The entries below are to be transcribed in full, without their images.

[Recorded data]

▬▬▬▬▬▬▬▬▬▬

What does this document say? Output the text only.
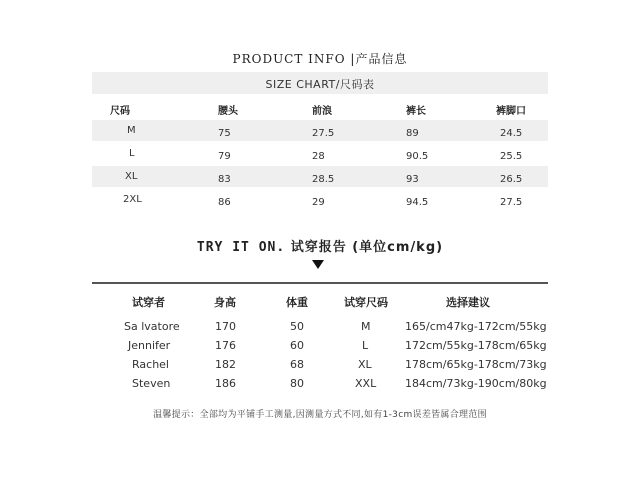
PRODUCT INFO |产品信息
SIZE CHART/尺码表
尺码	腰头	前浪	裤长	裤脚口
M	75	27.5	89	24.5
L	79	28	90.5	25.5
XL	83	28.5	93	26.5
2XL	86	29	94.5	27.5
TRY IT ON. 试穿报告 (单位cm/kg)
试穿者	身高	体重	试穿尺码	选择建议
Sa lvatore	170	50	M	165/cm47kg-172cm/55kg
Jennifer	176	60	L	172cm/55kg-178cm/65kg
Rachel	182	68	XL	178cm/65kg-178cm/73kg
Steven	186	80	XXL	184cm/73kg-190cm/80kg
温馨提示：全部均为平铺手工测量,因测量方式不同,如有1-3cm误差皆属合理范围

▬▬▬▬▬▬▬▬▬▬

» Task output
What does this document say? Output the text only.
PRODUCT INFO |产品信息
SIZE CHART/尺码表
尺码	腰头	前浪	裤长	裤脚口
M	75	27.5	89	24.5
L	79	28	90.5	25.5
XL	83	28.5	93	26.5
2XL	86	29	94.5	27.5
TRY IT ON. 试穿报告 (单位cm/kg)
试穿者	身高	体重	试穿尺码	选择建议
Sa lvatore	170	50	M	165/cm47kg-172cm/55kg
Jennifer	176	60	L	172cm/55kg-178cm/65kg
Rachel	182	68	XL	178cm/65kg-178cm/73kg
Steven	186	80	XXL	184cm/73kg-190cm/80kg
温馨提示：全部均为平铺手工测量,因测量方式不同,如有1-3cm误差皆属合理范围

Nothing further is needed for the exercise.